## WHAT IS NEEDED
Look through the data below and work out how many lines contain the string "Specific". Give the number alone.

## EXTRACTED DATA
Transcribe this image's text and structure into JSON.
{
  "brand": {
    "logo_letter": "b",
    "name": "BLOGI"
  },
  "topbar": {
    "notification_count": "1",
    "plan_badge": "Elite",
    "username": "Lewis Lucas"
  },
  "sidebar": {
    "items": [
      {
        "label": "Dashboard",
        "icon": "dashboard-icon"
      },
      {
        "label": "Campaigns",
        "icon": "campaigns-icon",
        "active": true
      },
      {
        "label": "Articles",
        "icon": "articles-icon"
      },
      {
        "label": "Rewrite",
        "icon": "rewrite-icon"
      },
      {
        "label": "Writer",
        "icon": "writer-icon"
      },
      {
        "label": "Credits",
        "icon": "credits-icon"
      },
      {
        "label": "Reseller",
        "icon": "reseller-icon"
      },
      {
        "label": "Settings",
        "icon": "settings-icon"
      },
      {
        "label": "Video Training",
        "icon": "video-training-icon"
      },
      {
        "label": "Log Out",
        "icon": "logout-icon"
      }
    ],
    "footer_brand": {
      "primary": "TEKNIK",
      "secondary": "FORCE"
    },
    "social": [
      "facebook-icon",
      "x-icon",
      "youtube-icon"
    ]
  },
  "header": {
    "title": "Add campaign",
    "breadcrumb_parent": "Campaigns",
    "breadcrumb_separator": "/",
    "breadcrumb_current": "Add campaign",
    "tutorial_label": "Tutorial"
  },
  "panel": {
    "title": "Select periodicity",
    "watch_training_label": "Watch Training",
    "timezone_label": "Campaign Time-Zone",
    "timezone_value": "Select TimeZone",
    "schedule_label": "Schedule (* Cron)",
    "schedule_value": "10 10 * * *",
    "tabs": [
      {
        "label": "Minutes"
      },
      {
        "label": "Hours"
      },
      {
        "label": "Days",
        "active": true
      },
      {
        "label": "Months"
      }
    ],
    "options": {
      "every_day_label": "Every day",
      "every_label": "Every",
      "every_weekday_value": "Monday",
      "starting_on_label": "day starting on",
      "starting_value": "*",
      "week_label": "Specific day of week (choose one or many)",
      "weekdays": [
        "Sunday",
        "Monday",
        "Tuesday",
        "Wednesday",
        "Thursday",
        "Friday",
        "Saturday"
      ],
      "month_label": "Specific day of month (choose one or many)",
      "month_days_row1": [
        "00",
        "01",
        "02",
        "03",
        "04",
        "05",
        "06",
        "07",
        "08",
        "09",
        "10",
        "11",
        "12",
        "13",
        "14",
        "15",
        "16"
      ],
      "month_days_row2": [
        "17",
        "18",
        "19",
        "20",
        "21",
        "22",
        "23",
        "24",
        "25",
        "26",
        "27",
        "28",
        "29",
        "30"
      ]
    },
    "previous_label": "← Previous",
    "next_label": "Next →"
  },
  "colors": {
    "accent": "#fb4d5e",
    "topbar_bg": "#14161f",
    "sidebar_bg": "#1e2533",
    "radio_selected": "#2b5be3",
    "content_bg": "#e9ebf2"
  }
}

## FINISHED ANSWER
2